» **TO DO**
Repeat the whole listing below, word for word.

########

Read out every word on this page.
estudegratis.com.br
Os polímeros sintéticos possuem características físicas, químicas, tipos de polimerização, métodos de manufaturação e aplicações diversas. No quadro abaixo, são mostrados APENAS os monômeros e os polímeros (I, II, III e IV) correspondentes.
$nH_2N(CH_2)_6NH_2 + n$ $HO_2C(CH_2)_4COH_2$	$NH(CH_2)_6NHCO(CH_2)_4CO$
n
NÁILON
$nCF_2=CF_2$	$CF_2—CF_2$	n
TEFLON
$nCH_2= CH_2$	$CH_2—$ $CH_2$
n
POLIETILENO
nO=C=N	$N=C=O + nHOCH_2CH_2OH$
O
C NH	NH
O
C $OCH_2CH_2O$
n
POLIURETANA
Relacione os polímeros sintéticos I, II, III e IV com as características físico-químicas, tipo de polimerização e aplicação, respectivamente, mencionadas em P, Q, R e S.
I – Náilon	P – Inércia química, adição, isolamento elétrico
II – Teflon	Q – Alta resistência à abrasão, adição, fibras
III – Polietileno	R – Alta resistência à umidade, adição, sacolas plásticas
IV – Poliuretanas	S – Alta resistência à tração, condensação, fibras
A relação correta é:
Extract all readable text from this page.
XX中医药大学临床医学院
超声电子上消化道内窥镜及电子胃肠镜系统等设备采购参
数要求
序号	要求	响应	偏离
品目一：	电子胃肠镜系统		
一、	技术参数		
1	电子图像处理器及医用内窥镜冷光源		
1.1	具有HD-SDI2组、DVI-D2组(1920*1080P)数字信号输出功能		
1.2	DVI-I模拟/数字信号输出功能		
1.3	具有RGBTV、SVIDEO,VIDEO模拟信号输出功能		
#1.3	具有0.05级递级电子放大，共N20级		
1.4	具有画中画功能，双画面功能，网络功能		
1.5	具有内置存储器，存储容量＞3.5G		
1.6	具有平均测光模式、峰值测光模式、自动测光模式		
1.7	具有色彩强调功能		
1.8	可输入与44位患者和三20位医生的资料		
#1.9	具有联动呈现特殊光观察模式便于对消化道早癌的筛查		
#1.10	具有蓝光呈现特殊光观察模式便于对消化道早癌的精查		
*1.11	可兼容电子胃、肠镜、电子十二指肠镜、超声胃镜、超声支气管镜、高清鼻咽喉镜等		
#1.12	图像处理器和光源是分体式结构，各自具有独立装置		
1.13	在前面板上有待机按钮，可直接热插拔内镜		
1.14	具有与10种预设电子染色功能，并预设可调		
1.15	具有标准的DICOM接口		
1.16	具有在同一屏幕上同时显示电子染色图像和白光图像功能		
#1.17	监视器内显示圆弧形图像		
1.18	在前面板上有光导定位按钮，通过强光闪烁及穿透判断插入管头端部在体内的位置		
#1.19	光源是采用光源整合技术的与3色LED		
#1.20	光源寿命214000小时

########

» **EXERCISE RESPONSE**
Read out every word on this page.
estudegratis.com.br
Os polímeros sintéticos possuem características físicas, químicas, tipos de polimerização, métodos de manufaturação e aplicações diversas. No quadro abaixo, são mostrados APENAS os monômeros e os polímeros (I, II, III e IV) correspondentes.
$nH_2N(CH_2)_6NH_2 + n$ $HO_2C(CH_2)_4COH_2$	$NH(CH_2)_6NHCO(CH_2)_4CO$
n
NÁILON
$nCF_2=CF_2$	$CF_2—CF_2$	n
TEFLON
$nCH_2= CH_2$	$CH_2—$ $CH_2$
n
POLIETILENO
nO=C=N	$N=C=O + nHOCH_2CH_2OH$
O
C NH	NH
O
C $OCH_2CH_2O$
n
POLIURETANA
Relacione os polímeros sintéticos I, II, III e IV com as características físico-químicas, tipo de polimerização e aplicação, respectivamente, mencionadas em P, Q, R e S.
I – Náilon	P – Inércia química, adição, isolamento elétrico
II – Teflon	Q – Alta resistência à abrasão, adição, fibras
III – Polietileno	R – Alta resistência à umidade, adição, sacolas plásticas
IV – Poliuretanas	S – Alta resistência à tração, condensação, fibras
A relação correta é:
Extract all readable text from this page.
XX中医药大学临床医学院
超声电子上消化道内窥镜及电子胃肠镜系统等设备采购参
数要求
序号	要求	响应	偏离
品目一：	电子胃肠镜系统		
一、	技术参数		
1	电子图像处理器及医用内窥镜冷光源		
1.1	具有HD-SDI2组、DVI-D2组(1920*1080P)数字信号输出功能		
1.2	DVI-I模拟/数字信号输出功能		
1.3	具有RGBTV、SVIDEO,VIDEO模拟信号输出功能		
#1.3	具有0.05级递级电子放大，共N20级		
1.4	具有画中画功能，双画面功能，网络功能		
1.5	具有内置存储器，存储容量＞3.5G		
1.6	具有平均测光模式、峰值测光模式、自动测光模式		
1.7	具有色彩强调功能		
1.8	可输入与44位患者和三20位医生的资料		
#1.9	具有联动呈现特殊光观察模式便于对消化道早癌的筛查		
#1.10	具有蓝光呈现特殊光观察模式便于对消化道早癌的精查		
*1.11	可兼容电子胃、肠镜、电子十二指肠镜、超声胃镜、超声支气管镜、高清鼻咽喉镜等		
#1.12	图像处理器和光源是分体式结构，各自具有独立装置		
1.13	在前面板上有待机按钮，可直接热插拔内镜		
1.14	具有与10种预设电子染色功能，并预设可调		
1.15	具有标准的DICOM接口		
1.16	具有在同一屏幕上同时显示电子染色图像和白光图像功能		
#1.17	监视器内显示圆弧形图像		
1.18	在前面板上有光导定位按钮，通过强光闪烁及穿透判断插入管头端部在体内的位置		
#1.19	光源是采用光源整合技术的与3色LED		
#1.20	光源寿命214000小时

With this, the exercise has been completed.